- CONSIGNES
1. Dans le passage sur le suffrage des femmes, de quel ouvrage provient la citation de M. Faguet ?
2. Rédigez la suite du passage sur le suffrage des femmes, en reprenant après sa dernière phrase.
======== EXTRAIT DU TEXTE
En répondant à une enquête sur le suffrage M. Charles Benoist demande:

«Pourquoi faire voter la femme? Elle n’y a pas d’intérêt, elle suit plus son instinct en usant en secret de son influence, qu’en bataillant en plein jour. Songez à ce que pourrait être le foyer de la femme député. Songez à ce que sera la femme au Palais-Bourbon au milieu de tous ses collègues masculins. Encore si elle pouvait témoigner de réelles aptitudes! mais les tendances habituelles de son esprit font qu’elle s’attache aux détails et qu’elle s’élève avec peine aux idées générales.»

Laissons M. Faguet lui répondre à cette dernière objection:

«C’est en vertu d’idées générales que les hommes votent dans leurs comices? C’est en vertu d’idées générales que les députés votent dans leurs Chambres? Mais jamais une idée générale n’a été que la forme d’une passion, tant chez les électeurs que chez les députés! Les femmes ont des idées générales exactement comme les nôtres, c’est-à-dire des passions habillées, plus ou moins élégamment en idées, elles voteront exactement dans les mêmes conditions que nous.» (E. Faguet, Le Féminisme).
================
======== ENTRÉES DU CORPUS
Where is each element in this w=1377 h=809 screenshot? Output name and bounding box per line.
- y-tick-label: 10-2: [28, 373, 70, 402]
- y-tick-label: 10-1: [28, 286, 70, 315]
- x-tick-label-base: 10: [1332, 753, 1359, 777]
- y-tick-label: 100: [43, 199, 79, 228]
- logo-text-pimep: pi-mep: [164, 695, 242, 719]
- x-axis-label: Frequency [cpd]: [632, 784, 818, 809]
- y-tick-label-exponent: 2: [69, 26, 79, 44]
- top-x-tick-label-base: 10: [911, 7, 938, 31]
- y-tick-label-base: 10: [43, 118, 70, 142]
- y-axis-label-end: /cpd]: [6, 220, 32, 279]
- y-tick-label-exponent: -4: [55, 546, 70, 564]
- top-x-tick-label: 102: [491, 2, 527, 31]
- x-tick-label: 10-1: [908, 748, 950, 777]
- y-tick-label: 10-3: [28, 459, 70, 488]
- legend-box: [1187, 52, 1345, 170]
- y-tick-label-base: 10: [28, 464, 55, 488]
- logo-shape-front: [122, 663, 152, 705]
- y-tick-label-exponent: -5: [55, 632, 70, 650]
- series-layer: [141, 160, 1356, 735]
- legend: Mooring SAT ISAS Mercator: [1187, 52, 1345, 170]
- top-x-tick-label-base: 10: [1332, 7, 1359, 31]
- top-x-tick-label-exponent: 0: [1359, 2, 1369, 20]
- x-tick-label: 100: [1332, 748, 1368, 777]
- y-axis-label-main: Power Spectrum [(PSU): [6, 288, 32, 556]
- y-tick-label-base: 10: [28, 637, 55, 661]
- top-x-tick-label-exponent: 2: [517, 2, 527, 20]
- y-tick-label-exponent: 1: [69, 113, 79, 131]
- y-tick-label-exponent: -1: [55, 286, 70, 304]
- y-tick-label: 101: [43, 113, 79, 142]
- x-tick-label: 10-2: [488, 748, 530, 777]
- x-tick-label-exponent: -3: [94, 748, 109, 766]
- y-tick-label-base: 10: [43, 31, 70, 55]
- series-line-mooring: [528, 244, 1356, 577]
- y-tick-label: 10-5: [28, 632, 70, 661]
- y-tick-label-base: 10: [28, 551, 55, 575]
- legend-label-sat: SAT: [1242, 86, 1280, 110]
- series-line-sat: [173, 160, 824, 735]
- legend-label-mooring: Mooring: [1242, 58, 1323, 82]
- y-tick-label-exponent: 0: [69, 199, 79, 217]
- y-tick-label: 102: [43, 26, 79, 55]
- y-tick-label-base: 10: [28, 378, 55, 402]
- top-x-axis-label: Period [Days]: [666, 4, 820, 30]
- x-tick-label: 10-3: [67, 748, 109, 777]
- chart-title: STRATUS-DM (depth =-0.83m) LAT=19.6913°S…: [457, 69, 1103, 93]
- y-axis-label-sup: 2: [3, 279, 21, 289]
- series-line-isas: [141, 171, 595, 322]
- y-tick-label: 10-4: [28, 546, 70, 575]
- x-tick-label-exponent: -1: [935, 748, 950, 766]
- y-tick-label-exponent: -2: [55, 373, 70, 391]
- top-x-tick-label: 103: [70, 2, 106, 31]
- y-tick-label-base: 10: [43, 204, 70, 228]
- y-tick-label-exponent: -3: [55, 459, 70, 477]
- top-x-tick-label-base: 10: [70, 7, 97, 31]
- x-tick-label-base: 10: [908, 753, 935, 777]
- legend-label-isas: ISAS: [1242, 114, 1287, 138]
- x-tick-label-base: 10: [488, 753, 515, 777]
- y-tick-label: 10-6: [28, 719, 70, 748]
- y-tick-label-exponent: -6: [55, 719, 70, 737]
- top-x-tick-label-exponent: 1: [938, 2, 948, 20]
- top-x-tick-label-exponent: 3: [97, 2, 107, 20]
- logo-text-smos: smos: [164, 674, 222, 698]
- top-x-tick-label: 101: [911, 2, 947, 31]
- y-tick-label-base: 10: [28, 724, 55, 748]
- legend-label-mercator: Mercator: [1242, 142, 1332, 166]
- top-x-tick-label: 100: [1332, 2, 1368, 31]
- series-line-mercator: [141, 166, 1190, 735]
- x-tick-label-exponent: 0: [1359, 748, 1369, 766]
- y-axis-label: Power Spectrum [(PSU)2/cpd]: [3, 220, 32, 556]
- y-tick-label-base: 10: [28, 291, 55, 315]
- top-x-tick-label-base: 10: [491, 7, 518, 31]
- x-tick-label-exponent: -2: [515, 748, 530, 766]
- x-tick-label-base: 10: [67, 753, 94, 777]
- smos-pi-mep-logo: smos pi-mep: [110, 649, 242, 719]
================
- RÉPONSES NUMÉROTÉES
1. Le Féminisme.

2.
Pour M. de Las-Cases le suffrage des femmes supprimerait un mensonge, et ferait de cette fiction le suffrage universel, une réalité; peu lui importe que les femmes se révèlent conservatrices. Il songe à leur action morale bienfaisante dans le domaine des lois économiques. Il est sûr que le bulletin de vote ne saurait les détourner du foyer et des devoirs auxquels elles demeurent instinctivement attachées:

«En donnant le droit de vote aux femmes nous ferons acte de justice.»

M. Jénouvrier dit:

«Il est des femmes qui sont de vrais chefs de famille, qui supportent allègrement une responsabilité qui paraîtrait lourde à certains d’entre nous. Pourquoi les priver du droit qui appartient au jeune homme de 21 ans.»

M. le Dr Flaissières s’affirme de nouveau très partisan du vote des femmes et voterait immédiatement la réforme intégrale.

M. Debierre, sénateur, membre de l’Académie de Médecine dit que la femme qui a dans la société les mêmes devoirs à remplir, les mêmes droits à protéger que l’homme, doit être civilement et politiquement l’égale de l’homme.